◆ Task brief
Without the pictures, give the entries below again exactly as written.

-- Start of Raw data --

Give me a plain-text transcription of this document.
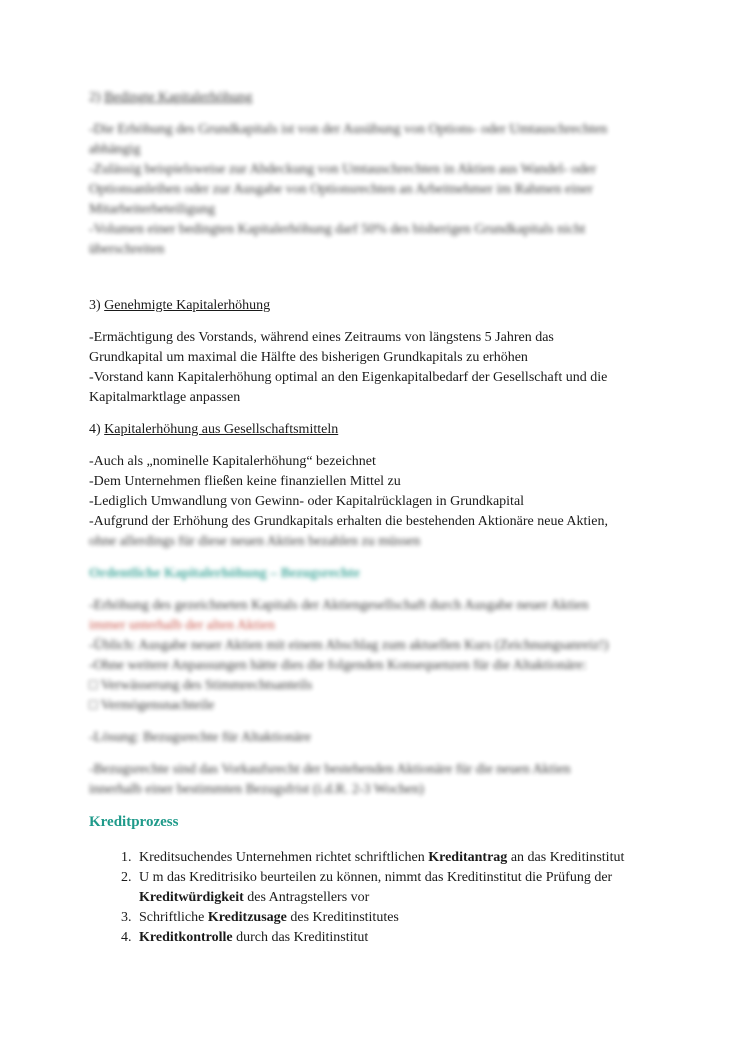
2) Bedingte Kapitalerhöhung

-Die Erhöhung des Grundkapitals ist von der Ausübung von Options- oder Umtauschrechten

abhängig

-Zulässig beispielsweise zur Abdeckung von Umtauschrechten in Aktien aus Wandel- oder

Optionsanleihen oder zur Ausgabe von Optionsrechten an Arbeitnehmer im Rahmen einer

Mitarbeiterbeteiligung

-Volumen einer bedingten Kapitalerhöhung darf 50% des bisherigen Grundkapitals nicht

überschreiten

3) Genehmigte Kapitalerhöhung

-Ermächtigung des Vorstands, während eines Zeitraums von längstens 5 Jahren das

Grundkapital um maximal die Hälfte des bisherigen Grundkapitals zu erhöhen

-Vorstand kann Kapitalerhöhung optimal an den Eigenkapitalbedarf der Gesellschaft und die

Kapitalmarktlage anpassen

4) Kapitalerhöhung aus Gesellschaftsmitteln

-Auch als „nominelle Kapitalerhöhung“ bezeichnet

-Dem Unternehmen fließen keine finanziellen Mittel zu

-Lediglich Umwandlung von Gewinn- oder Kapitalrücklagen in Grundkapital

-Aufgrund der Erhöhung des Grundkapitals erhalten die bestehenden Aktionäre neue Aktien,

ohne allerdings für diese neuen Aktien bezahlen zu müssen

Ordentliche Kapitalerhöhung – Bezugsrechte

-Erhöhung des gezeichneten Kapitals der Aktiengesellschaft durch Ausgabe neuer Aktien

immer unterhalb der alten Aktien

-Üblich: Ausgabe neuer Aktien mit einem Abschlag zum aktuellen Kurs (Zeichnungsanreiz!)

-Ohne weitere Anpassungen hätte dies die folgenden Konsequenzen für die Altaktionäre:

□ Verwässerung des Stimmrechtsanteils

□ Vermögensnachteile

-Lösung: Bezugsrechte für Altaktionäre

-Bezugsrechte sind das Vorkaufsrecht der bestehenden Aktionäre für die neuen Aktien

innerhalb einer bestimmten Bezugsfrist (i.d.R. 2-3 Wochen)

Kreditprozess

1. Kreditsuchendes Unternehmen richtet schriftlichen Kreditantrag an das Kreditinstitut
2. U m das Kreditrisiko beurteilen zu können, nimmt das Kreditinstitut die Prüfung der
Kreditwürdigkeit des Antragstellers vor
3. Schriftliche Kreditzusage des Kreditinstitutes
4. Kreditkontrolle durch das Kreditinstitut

-- End of Raw data --

◆ Completed task
Give me a plain-text transcription of this document.
2) Bedingte Kapitalerhöhung

-Die Erhöhung des Grundkapitals ist von der Ausübung von Options- oder Umtauschrechten

abhängig

-Zulässig beispielsweise zur Abdeckung von Umtauschrechten in Aktien aus Wandel- oder

Optionsanleihen oder zur Ausgabe von Optionsrechten an Arbeitnehmer im Rahmen einer

Mitarbeiterbeteiligung

-Volumen einer bedingten Kapitalerhöhung darf 50% des bisherigen Grundkapitals nicht

überschreiten

3) Genehmigte Kapitalerhöhung

-Ermächtigung des Vorstands, während eines Zeitraums von längstens 5 Jahren das

Grundkapital um maximal die Hälfte des bisherigen Grundkapitals zu erhöhen

-Vorstand kann Kapitalerhöhung optimal an den Eigenkapitalbedarf der Gesellschaft und die

Kapitalmarktlage anpassen

4) Kapitalerhöhung aus Gesellschaftsmitteln

-Auch als „nominelle Kapitalerhöhung“ bezeichnet

-Dem Unternehmen fließen keine finanziellen Mittel zu

-Lediglich Umwandlung von Gewinn- oder Kapitalrücklagen in Grundkapital

-Aufgrund der Erhöhung des Grundkapitals erhalten die bestehenden Aktionäre neue Aktien,

ohne allerdings für diese neuen Aktien bezahlen zu müssen

Ordentliche Kapitalerhöhung – Bezugsrechte

-Erhöhung des gezeichneten Kapitals der Aktiengesellschaft durch Ausgabe neuer Aktien

immer unterhalb der alten Aktien

-Üblich: Ausgabe neuer Aktien mit einem Abschlag zum aktuellen Kurs (Zeichnungsanreiz!)

-Ohne weitere Anpassungen hätte dies die folgenden Konsequenzen für die Altaktionäre:

□ Verwässerung des Stimmrechtsanteils

□ Vermögensnachteile

-Lösung: Bezugsrechte für Altaktionäre

-Bezugsrechte sind das Vorkaufsrecht der bestehenden Aktionäre für die neuen Aktien

innerhalb einer bestimmten Bezugsfrist (i.d.R. 2-3 Wochen)

Kreditprozess

1. Kreditsuchendes Unternehmen richtet schriftlichen Kreditantrag an das Kreditinstitut
2. U m das Kreditrisiko beurteilen zu können, nimmt das Kreditinstitut die Prüfung der
Kreditwürdigkeit des Antragstellers vor
3. Schriftliche Kreditzusage des Kreditinstitutes
4. Kreditkontrolle durch das Kreditinstitut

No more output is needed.